WHAT YOU SHOULD DO >> Copy every line of the data in which the word "DETAILS" occurs.

[Begin]

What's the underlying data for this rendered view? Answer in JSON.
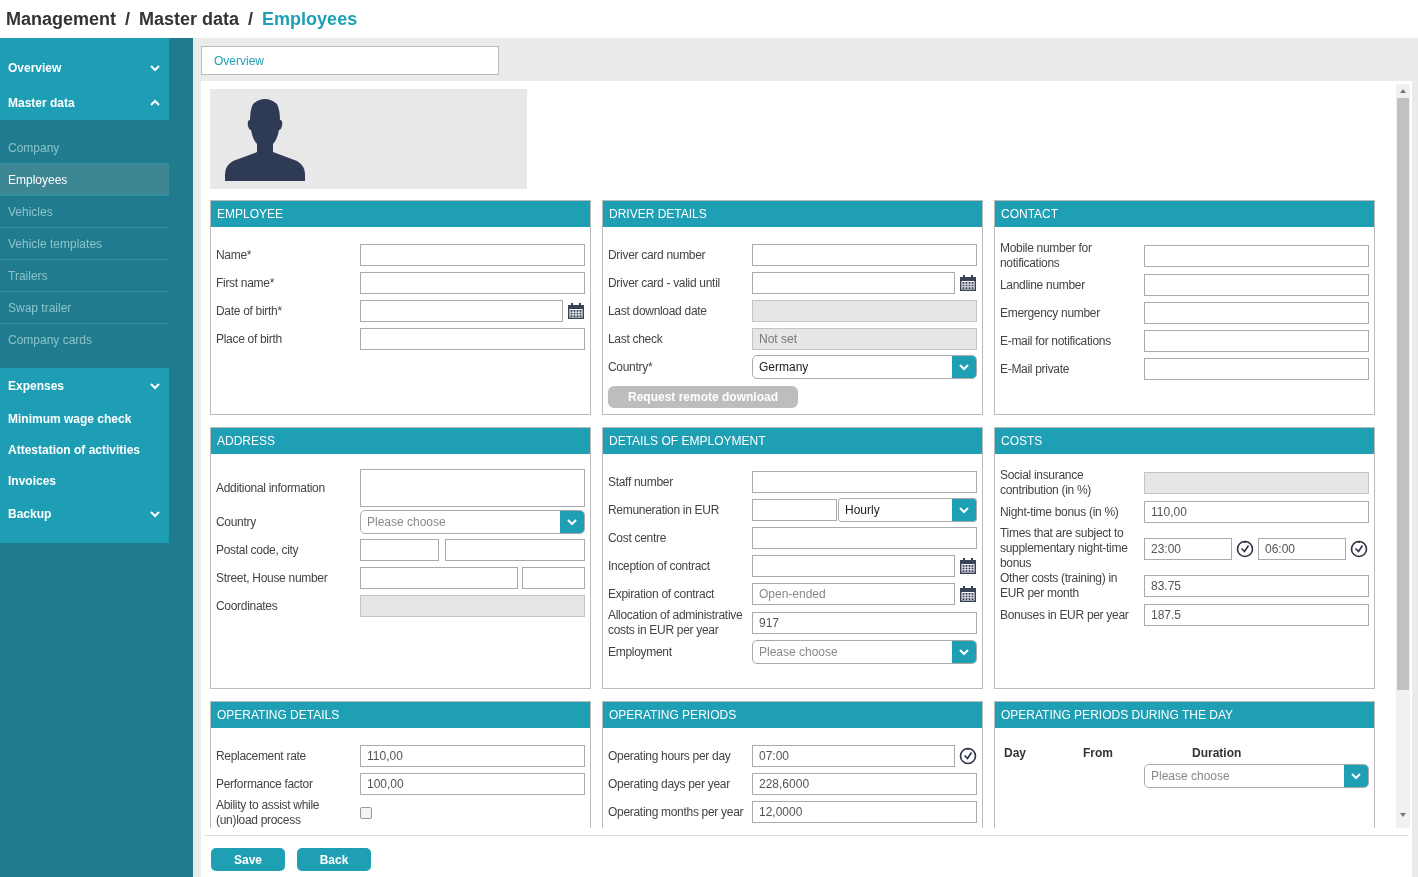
{
  "breadcrumb": [
    {
      "label": "Management",
      "kind": "link"
    },
    {
      "label": "/",
      "kind": "separator"
    },
    {
      "label": "Master data",
      "kind": "link"
    },
    {
      "label": "/",
      "kind": "separator"
    },
    {
      "label": "Employees",
      "kind": "current"
    }
  ],
  "sidebar": [
    {
      "label": "Overview",
      "kind": "group",
      "expanded": false
    },
    {
      "label": "Master data",
      "kind": "group",
      "expanded": true,
      "children": [
        {
          "label": "Company",
          "selected": false
        },
        {
          "label": "Employees",
          "selected": true
        },
        {
          "label": "Vehicles",
          "selected": false
        },
        {
          "label": "Vehicle templates",
          "selected": false
        },
        {
          "label": "Trailers",
          "selected": false
        },
        {
          "label": "Swap trailer",
          "selected": false
        },
        {
          "label": "Company cards",
          "selected": false
        }
      ]
    },
    {
      "label": "Expenses",
      "kind": "group",
      "expanded": false
    },
    {
      "label": "Minimum wage check",
      "kind": "link"
    },
    {
      "label": "Attestation of activities",
      "kind": "link"
    },
    {
      "label": "Invoices",
      "kind": "link"
    },
    {
      "label": "Backup",
      "kind": "group",
      "expanded": false
    }
  ],
  "tabs": [
    {
      "label": "Overview",
      "selected": true
    }
  ],
  "panels": [
    {
      "title": "EMPLOYEE",
      "kind": "form",
      "rows": [
        {
          "label": "Name*",
          "kind": "text",
          "disabled": false
        },
        {
          "label": "First name*",
          "kind": "text",
          "disabled": false
        },
        {
          "label": "Date of birth*",
          "kind": "date"
        },
        {
          "label": "Place of birth",
          "kind": "text",
          "disabled": false
        }
      ]
    },
    {
      "title": "DRIVER DETAILS",
      "kind": "form",
      "rows": [
        {
          "label": "Driver card number",
          "kind": "text",
          "disabled": false
        },
        {
          "label": "Driver card - valid until",
          "kind": "date"
        },
        {
          "label": "Last download date",
          "kind": "text",
          "disabled": true
        },
        {
          "label": "Last check",
          "kind": "text",
          "disabled": true,
          "value": "Not set"
        },
        {
          "label": "Country*",
          "kind": "select",
          "value": "Germany"
        }
      ],
      "button": {
        "label": "Request remote download",
        "disabled": true
      }
    },
    {
      "title": "CONTACT",
      "kind": "form",
      "rows": [
        {
          "label": "Mobile number for notifications",
          "kind": "text",
          "disabled": false
        },
        {
          "label": "Landline number",
          "kind": "text",
          "disabled": false
        },
        {
          "label": "Emergency number",
          "kind": "text",
          "disabled": false
        },
        {
          "label": "E-mail for notifications",
          "kind": "text",
          "disabled": false
        },
        {
          "label": "E-Mail private",
          "kind": "text",
          "disabled": false
        }
      ]
    },
    {
      "title": "ADDRESS",
      "kind": "form",
      "rows": [
        {
          "label": "Additional information",
          "kind": "textarea"
        },
        {
          "label": "Country",
          "kind": "select",
          "placeholder": "Please choose"
        },
        {
          "label": "Postal code, city",
          "kind": "postcode"
        },
        {
          "label": "Street, House number",
          "kind": "street"
        },
        {
          "label": "Coordinates",
          "kind": "text",
          "disabled": true
        }
      ]
    },
    {
      "title": "DETAILS OF EMPLOYMENT",
      "kind": "form",
      "rows": [
        {
          "label": "Staff number",
          "kind": "text",
          "disabled": false
        },
        {
          "label": "Remuneration in EUR",
          "kind": "amount",
          "unit": "Hourly"
        },
        {
          "label": "Cost centre",
          "kind": "text",
          "disabled": false
        },
        {
          "label": "Inception of contract",
          "kind": "date"
        },
        {
          "label": "Expiration of contract",
          "kind": "date",
          "placeholder": "Open-ended"
        },
        {
          "label": "Allocation of administrative costs in EUR per year",
          "kind": "text",
          "disabled": false,
          "value": "917"
        },
        {
          "label": "Employment",
          "kind": "select",
          "placeholder": "Please choose"
        }
      ]
    },
    {
      "title": "COSTS",
      "kind": "form",
      "rows": [
        {
          "label": "Social insurance contribution (in %)",
          "kind": "text",
          "disabled": true
        },
        {
          "label": "Night-time bonus (in %)",
          "kind": "text",
          "disabled": false,
          "value": "110,00"
        },
        {
          "label": "Times that are subject to supplementary night-time bonus",
          "kind": "timerange",
          "values": [
            "23:00",
            "06:00"
          ]
        },
        {
          "label": "Other costs (training) in EUR per month",
          "kind": "text",
          "disabled": false,
          "value": "83.75"
        },
        {
          "label": "Bonuses in EUR per year",
          "kind": "text",
          "disabled": false,
          "value": "187.5"
        }
      ]
    },
    {
      "title": "OPERATING DETAILS",
      "kind": "form",
      "rows": [
        {
          "label": "Replacement rate",
          "kind": "text",
          "disabled": false,
          "value": "110,00"
        },
        {
          "label": "Performance factor",
          "kind": "text",
          "disabled": false,
          "value": "100,00"
        },
        {
          "label": "Ability to assist while (un)load process",
          "kind": "checkbox",
          "checked": false
        }
      ]
    },
    {
      "title": "OPERATING PERIODS",
      "kind": "form",
      "rows": [
        {
          "label": "Operating hours per day",
          "kind": "time",
          "value": "07:00"
        },
        {
          "label": "Operating days per year",
          "kind": "text",
          "disabled": false,
          "value": "228,6000"
        },
        {
          "label": "Operating months per year",
          "kind": "text",
          "disabled": false,
          "value": "12,0000"
        }
      ]
    },
    {
      "title": "OPERATING PERIODS DURING THE DAY",
      "kind": "schedule",
      "columns": [
        "Day",
        "From",
        "Duration"
      ],
      "duration": {
        "placeholder": "Please choose"
      }
    }
  ],
  "buttons": [
    "Save",
    "Back"
  ]
}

[End]

IN RESPONSE >>
      "title": "DRIVER DETAILS",
      "title": "DETAILS OF EMPLOYMENT",
      "title": "OPERATING DETAILS",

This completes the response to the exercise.